━━━━━ Data supplied
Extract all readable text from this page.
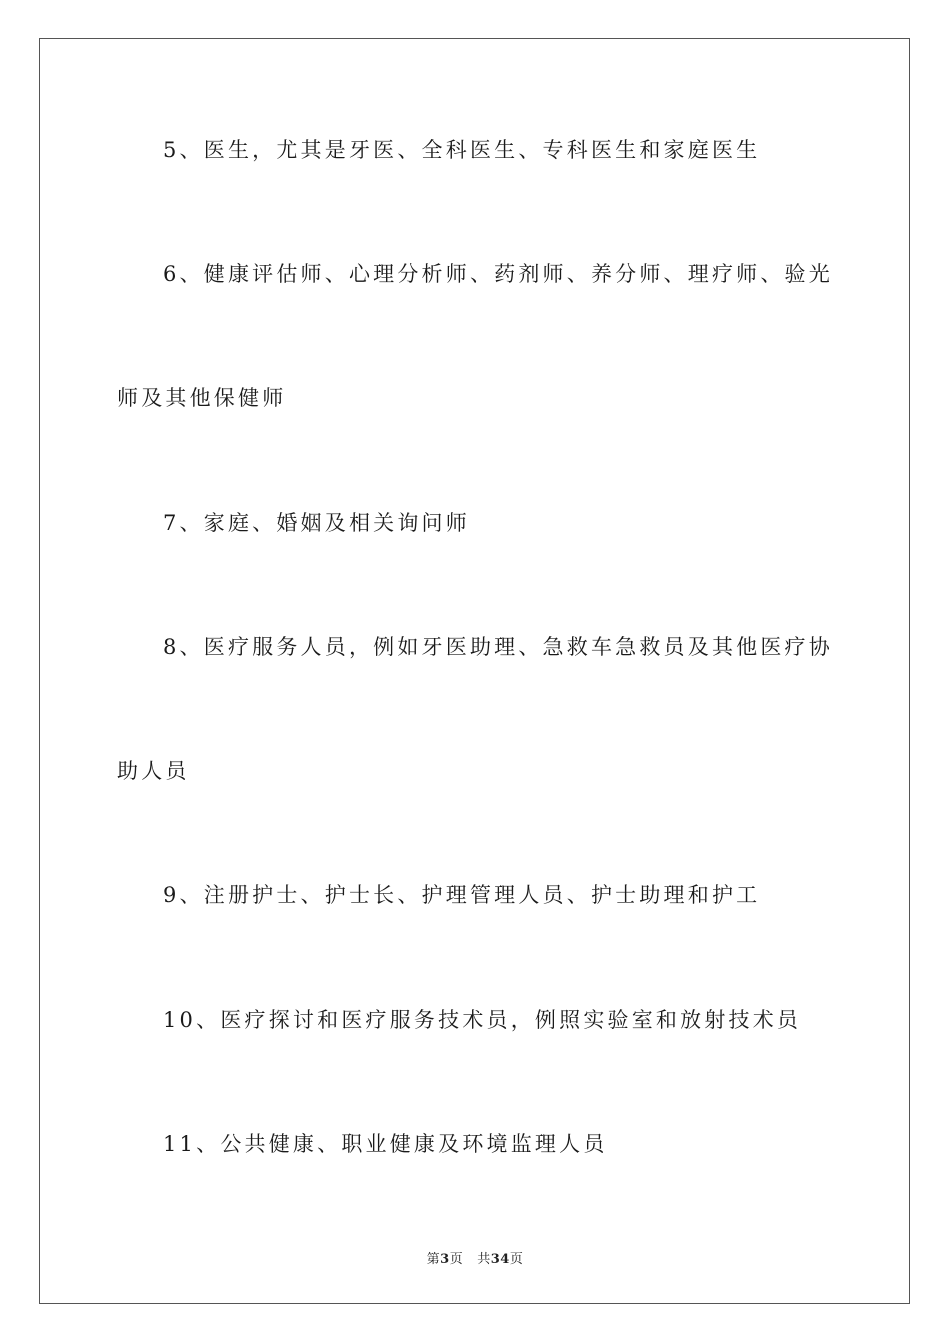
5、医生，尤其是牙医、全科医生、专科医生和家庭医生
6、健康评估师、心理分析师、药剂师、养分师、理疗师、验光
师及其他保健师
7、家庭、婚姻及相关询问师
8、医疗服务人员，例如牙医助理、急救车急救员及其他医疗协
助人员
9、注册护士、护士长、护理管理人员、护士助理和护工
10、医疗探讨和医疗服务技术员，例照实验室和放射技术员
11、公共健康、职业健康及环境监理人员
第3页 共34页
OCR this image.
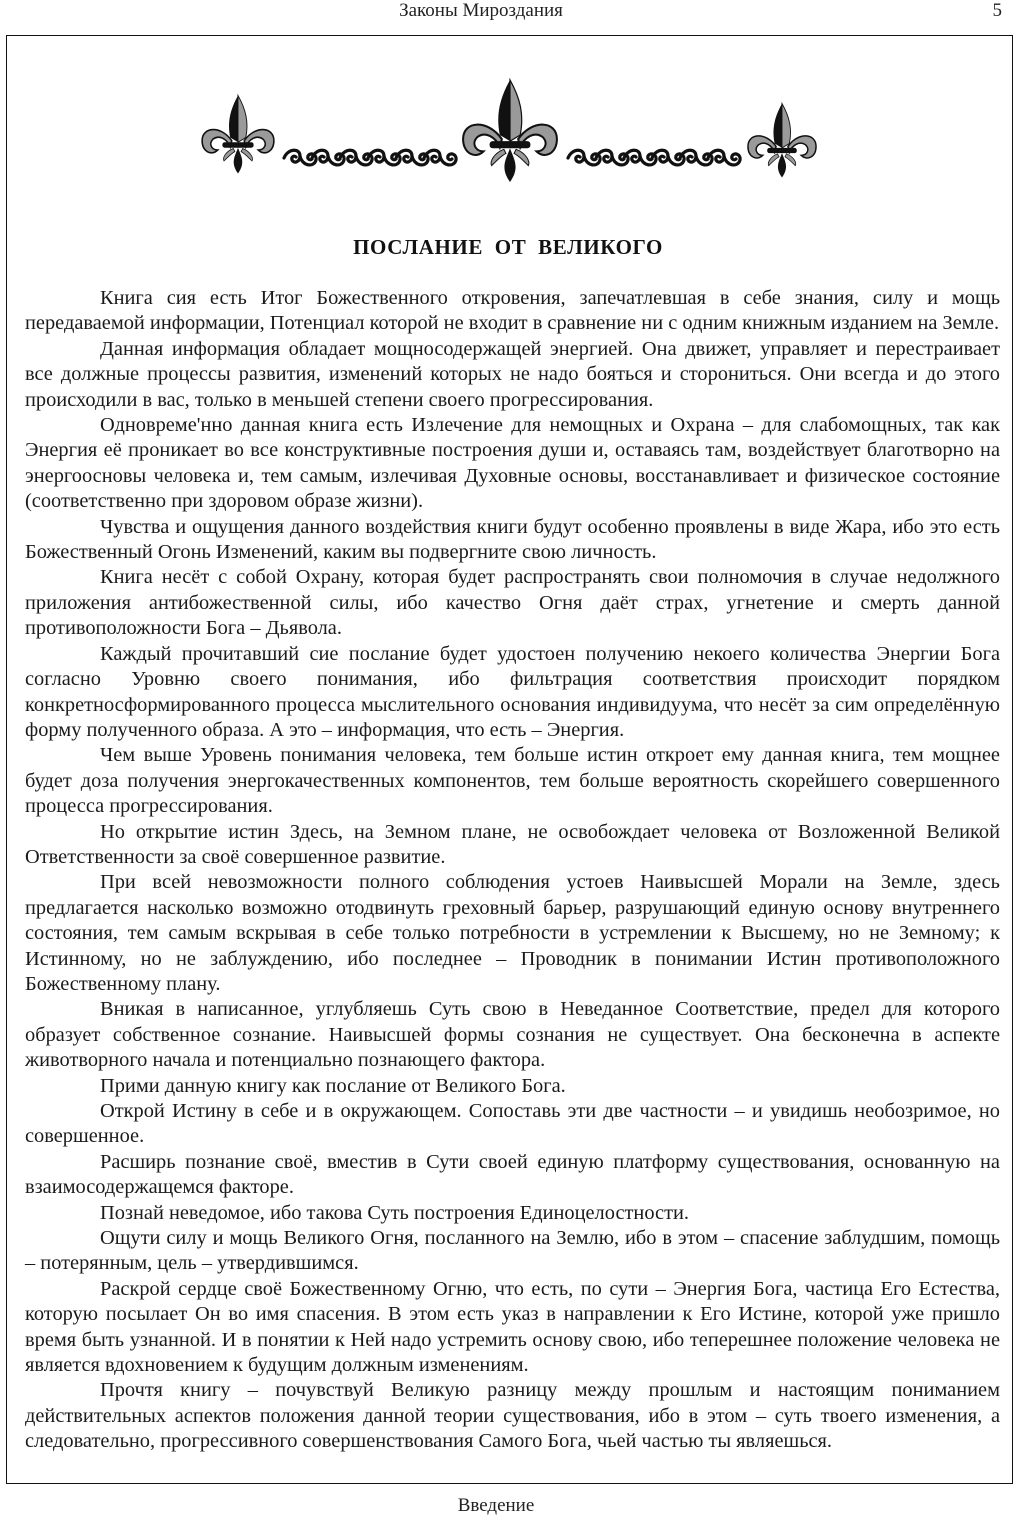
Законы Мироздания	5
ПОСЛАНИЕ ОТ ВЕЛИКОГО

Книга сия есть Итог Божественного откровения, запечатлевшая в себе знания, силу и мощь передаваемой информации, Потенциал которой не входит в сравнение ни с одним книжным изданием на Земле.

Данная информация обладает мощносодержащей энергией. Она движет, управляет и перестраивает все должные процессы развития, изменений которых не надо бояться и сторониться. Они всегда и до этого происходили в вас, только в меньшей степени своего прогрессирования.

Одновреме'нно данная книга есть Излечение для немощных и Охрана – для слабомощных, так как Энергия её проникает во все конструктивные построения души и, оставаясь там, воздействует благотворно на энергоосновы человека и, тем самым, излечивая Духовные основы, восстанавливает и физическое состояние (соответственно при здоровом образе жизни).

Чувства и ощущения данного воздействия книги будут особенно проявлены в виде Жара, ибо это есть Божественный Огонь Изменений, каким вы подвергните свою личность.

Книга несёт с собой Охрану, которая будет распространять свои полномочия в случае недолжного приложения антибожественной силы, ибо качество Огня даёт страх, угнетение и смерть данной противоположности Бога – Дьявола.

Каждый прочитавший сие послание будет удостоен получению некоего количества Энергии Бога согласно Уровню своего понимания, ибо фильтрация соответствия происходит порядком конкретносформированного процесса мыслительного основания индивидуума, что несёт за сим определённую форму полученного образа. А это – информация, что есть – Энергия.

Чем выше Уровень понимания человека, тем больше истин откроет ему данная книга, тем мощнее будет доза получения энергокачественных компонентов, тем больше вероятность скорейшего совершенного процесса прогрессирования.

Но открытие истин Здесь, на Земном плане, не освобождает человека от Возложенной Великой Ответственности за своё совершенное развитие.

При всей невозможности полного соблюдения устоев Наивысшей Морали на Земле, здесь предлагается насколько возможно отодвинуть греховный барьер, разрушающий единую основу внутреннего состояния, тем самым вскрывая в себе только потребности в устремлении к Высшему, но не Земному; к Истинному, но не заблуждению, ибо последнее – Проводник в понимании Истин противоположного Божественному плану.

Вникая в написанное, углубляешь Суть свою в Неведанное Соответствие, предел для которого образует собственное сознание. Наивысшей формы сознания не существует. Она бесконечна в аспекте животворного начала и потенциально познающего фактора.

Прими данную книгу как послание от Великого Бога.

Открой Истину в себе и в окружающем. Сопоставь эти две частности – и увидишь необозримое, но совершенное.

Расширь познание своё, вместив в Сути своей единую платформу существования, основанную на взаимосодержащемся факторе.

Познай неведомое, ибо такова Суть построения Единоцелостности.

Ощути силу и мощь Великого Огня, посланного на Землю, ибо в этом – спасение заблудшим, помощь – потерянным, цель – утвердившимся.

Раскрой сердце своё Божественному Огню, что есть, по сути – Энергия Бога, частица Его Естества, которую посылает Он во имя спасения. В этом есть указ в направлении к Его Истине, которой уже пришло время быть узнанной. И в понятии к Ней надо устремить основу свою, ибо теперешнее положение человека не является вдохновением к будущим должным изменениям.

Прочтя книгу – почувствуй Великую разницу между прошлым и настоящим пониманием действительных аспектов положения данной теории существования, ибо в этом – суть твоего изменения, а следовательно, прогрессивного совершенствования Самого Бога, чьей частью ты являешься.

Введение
━━━━━━━━━━
# Short exercise
Tell how many lines include "прогрессирования". The number is the whole answer.

# Solution for this problem
2